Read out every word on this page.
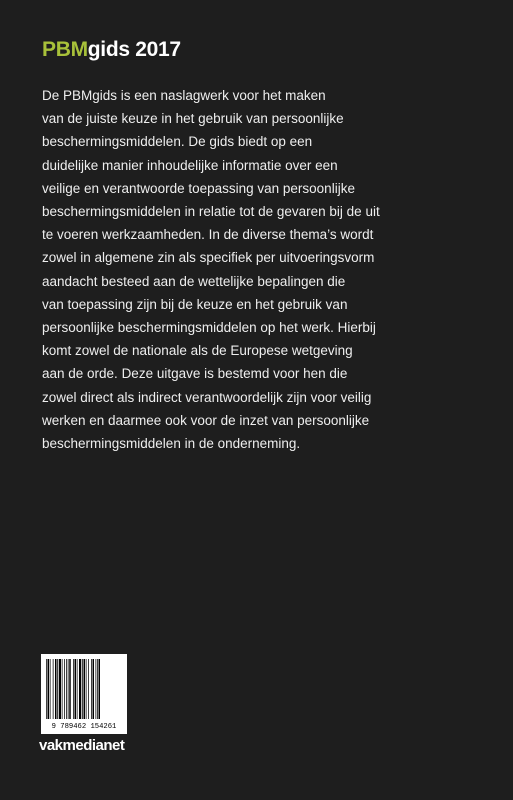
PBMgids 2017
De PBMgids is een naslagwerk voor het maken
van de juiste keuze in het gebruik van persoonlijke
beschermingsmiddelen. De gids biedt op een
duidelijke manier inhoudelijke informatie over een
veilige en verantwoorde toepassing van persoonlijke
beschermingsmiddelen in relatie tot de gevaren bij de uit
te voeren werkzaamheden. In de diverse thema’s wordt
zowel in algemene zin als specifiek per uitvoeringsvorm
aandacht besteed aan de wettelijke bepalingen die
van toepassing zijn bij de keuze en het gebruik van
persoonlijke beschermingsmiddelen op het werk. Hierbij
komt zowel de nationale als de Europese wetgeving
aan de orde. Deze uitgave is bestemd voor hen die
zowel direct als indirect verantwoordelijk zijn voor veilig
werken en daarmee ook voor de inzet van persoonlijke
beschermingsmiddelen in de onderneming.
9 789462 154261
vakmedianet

···

Set problem » Every record must be copied exactly, with the pictures left out.

Written response »
Read out every word on this page.
PBMgids 2017
De PBMgids is een naslagwerk voor het maken
van de juiste keuze in het gebruik van persoonlijke
beschermingsmiddelen. De gids biedt op een
duidelijke manier inhoudelijke informatie over een
veilige en verantwoorde toepassing van persoonlijke
beschermingsmiddelen in relatie tot de gevaren bij de uit
te voeren werkzaamheden. In de diverse thema’s wordt
zowel in algemene zin als specifiek per uitvoeringsvorm
aandacht besteed aan de wettelijke bepalingen die
van toepassing zijn bij de keuze en het gebruik van
persoonlijke beschermingsmiddelen op het werk. Hierbij
komt zowel de nationale als de Europese wetgeving
aan de orde. Deze uitgave is bestemd voor hen die
zowel direct als indirect verantwoordelijk zijn voor veilig
werken en daarmee ook voor de inzet van persoonlijke
beschermingsmiddelen in de onderneming.
9 789462 154261
vakmedianet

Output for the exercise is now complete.